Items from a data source
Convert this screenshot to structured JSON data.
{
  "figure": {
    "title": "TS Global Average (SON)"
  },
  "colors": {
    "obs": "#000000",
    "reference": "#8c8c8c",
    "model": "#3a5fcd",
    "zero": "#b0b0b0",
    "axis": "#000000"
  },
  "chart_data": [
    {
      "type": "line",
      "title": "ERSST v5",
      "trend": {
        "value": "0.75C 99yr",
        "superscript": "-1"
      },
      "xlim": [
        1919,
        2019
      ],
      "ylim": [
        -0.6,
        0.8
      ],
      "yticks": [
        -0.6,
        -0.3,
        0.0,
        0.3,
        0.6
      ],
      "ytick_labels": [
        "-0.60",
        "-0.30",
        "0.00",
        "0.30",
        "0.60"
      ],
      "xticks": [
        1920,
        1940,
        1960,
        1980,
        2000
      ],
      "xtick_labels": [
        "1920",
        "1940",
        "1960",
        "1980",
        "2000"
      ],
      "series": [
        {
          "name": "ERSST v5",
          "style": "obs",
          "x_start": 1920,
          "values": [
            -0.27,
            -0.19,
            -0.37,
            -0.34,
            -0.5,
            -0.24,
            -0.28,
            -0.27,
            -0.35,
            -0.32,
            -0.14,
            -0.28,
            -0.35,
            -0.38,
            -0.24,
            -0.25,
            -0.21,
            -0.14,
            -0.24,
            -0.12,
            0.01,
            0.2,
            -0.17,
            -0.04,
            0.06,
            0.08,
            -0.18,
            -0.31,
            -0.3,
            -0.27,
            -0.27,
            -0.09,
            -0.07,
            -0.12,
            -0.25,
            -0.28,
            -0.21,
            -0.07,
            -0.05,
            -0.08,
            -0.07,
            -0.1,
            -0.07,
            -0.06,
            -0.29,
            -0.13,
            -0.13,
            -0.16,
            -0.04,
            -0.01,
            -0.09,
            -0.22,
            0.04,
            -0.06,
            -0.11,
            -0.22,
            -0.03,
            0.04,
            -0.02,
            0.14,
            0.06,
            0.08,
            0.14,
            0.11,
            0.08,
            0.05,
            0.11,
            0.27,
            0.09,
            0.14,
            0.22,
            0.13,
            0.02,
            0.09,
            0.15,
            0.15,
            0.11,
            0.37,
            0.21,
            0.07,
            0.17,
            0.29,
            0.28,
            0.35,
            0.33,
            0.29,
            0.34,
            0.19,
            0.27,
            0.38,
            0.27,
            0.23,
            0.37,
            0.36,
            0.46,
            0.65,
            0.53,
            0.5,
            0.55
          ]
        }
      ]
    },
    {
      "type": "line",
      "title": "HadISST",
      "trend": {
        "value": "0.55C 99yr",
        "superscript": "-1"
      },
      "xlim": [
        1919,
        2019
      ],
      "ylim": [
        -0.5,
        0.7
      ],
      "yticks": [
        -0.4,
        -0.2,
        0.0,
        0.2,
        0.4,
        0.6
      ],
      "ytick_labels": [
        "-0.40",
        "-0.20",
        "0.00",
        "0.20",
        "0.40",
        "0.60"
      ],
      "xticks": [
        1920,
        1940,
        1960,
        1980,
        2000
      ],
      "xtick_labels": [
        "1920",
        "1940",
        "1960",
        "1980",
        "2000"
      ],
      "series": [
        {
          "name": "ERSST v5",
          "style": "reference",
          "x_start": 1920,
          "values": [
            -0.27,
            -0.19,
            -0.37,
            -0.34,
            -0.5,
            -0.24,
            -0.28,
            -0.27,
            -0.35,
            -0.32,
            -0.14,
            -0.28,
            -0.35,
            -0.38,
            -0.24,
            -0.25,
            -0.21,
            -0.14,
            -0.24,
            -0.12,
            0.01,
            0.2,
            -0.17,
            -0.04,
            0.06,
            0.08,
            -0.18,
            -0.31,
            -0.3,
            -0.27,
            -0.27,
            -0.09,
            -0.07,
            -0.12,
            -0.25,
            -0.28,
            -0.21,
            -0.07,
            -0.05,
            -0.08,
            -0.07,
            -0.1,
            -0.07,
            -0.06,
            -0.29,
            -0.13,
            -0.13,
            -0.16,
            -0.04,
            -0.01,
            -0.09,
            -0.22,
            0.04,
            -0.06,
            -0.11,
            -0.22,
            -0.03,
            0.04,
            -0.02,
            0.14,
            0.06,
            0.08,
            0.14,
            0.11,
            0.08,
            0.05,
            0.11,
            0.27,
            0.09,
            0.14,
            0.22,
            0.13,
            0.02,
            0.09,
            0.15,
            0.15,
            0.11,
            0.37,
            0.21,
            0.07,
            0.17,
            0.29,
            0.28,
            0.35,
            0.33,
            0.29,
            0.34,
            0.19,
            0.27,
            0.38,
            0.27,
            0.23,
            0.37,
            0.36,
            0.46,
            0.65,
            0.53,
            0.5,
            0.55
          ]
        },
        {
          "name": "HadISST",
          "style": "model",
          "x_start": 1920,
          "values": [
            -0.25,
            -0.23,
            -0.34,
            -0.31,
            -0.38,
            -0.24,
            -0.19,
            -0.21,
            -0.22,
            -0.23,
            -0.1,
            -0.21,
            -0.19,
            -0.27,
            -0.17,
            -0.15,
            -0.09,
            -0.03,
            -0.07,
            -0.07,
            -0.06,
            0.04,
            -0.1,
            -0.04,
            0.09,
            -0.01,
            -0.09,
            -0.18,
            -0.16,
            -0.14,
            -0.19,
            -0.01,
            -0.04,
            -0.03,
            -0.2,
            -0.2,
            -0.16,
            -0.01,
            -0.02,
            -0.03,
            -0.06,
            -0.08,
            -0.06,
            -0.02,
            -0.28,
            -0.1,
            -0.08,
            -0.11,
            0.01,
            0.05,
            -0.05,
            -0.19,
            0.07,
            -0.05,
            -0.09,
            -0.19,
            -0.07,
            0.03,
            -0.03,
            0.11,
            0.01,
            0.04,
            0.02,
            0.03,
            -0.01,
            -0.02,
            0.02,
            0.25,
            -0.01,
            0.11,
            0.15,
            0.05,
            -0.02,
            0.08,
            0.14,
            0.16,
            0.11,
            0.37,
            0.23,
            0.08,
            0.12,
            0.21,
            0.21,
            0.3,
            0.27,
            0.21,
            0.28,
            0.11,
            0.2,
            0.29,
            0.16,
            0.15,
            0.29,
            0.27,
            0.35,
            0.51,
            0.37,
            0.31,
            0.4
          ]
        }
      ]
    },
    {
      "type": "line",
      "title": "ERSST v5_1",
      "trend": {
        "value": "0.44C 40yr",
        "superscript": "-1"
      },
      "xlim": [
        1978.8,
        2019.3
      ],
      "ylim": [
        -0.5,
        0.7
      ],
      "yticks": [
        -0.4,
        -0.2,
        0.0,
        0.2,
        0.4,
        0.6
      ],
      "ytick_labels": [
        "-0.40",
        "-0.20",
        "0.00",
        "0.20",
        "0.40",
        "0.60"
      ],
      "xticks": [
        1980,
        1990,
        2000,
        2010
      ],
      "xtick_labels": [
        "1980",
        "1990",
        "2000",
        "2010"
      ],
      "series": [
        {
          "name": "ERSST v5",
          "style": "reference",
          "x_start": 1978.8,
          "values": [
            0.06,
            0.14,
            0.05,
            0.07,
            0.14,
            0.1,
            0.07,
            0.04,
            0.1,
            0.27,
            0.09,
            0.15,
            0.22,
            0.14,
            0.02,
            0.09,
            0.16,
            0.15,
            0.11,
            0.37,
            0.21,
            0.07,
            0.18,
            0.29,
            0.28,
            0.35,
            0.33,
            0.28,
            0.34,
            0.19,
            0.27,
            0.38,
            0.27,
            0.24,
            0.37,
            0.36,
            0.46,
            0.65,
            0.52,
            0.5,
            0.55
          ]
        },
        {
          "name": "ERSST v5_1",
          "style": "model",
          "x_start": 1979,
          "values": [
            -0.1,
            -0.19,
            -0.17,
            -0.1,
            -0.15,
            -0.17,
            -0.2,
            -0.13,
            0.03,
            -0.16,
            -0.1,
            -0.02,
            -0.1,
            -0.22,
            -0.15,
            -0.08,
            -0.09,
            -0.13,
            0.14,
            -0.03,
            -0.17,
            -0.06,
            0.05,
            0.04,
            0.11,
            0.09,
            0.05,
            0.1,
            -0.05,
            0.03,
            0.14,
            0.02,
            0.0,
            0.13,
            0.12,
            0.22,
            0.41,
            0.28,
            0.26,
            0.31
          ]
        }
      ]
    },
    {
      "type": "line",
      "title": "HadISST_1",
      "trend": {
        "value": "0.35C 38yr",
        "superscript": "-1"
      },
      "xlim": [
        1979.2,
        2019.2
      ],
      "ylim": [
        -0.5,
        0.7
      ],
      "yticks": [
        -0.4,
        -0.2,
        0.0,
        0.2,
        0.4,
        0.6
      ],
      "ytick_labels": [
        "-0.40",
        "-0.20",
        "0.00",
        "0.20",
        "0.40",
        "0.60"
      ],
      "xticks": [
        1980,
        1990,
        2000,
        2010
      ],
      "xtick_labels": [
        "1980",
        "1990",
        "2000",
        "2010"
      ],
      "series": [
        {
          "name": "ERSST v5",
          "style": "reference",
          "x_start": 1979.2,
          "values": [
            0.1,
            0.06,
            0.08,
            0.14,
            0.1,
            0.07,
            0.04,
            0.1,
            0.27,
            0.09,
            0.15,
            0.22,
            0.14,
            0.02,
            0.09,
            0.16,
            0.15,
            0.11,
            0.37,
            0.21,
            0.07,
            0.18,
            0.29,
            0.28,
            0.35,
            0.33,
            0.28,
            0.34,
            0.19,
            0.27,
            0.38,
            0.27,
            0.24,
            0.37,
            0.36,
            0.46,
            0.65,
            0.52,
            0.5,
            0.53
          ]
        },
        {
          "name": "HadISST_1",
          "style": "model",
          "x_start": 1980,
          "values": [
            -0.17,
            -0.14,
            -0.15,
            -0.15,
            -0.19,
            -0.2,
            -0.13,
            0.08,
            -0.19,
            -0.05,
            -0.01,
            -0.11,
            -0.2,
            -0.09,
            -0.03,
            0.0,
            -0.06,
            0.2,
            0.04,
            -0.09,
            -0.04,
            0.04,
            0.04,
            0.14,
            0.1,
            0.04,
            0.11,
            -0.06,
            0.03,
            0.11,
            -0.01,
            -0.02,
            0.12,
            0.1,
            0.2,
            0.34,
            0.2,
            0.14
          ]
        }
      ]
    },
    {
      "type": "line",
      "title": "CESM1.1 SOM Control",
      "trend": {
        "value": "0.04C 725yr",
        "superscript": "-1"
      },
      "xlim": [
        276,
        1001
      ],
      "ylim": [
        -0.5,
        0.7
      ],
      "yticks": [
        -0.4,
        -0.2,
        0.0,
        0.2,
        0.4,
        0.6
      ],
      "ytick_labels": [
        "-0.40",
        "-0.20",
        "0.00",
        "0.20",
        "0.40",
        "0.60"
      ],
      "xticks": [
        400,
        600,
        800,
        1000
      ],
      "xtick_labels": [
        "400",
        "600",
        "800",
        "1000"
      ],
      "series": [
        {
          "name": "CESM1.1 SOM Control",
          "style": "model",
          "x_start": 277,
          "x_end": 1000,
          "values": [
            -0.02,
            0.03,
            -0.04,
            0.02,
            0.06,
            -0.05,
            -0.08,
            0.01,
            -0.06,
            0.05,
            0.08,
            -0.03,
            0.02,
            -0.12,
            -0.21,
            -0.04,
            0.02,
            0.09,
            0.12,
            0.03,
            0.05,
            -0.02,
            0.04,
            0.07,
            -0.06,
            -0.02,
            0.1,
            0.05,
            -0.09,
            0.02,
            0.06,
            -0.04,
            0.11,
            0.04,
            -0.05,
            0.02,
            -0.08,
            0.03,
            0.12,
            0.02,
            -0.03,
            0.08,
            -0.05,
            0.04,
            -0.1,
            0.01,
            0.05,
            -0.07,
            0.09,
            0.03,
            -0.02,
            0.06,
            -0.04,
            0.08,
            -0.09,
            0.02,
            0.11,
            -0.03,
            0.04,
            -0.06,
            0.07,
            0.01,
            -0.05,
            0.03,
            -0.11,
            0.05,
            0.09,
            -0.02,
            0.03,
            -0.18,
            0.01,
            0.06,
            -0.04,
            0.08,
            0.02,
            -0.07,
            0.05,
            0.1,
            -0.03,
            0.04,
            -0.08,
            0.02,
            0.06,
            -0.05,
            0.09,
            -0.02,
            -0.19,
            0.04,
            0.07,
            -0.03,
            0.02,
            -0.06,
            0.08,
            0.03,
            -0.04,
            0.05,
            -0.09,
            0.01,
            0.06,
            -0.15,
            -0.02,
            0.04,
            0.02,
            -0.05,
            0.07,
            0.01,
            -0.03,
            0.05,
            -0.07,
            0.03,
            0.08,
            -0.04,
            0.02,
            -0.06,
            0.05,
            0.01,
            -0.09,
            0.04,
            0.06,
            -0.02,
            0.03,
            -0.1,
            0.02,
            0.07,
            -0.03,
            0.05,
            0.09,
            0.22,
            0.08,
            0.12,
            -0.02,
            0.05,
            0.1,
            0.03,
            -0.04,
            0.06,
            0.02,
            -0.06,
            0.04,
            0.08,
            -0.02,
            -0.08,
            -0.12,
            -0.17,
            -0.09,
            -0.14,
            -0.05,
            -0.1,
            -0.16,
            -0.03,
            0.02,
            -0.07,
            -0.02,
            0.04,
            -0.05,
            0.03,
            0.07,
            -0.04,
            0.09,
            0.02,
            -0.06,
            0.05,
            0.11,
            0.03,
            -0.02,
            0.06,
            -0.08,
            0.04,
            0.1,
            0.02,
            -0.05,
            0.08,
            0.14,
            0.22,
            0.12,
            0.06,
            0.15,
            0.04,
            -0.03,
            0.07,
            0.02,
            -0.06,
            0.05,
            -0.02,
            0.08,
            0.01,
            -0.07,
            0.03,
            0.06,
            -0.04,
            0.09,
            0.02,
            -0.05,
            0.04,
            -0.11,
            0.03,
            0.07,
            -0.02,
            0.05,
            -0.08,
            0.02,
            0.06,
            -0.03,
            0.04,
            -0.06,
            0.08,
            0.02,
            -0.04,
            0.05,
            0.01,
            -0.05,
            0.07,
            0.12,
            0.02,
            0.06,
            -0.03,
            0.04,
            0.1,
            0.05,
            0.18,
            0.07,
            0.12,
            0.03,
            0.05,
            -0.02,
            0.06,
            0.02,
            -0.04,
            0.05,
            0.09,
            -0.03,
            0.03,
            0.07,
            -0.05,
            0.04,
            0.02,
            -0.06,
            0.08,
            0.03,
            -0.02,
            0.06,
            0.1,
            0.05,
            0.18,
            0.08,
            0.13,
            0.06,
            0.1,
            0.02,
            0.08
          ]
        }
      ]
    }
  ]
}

▶ **SHORT TASK**
Only the number is wanted: how many lines contain the string "Control"?

▶ **EXERCISE RESPONSE**
2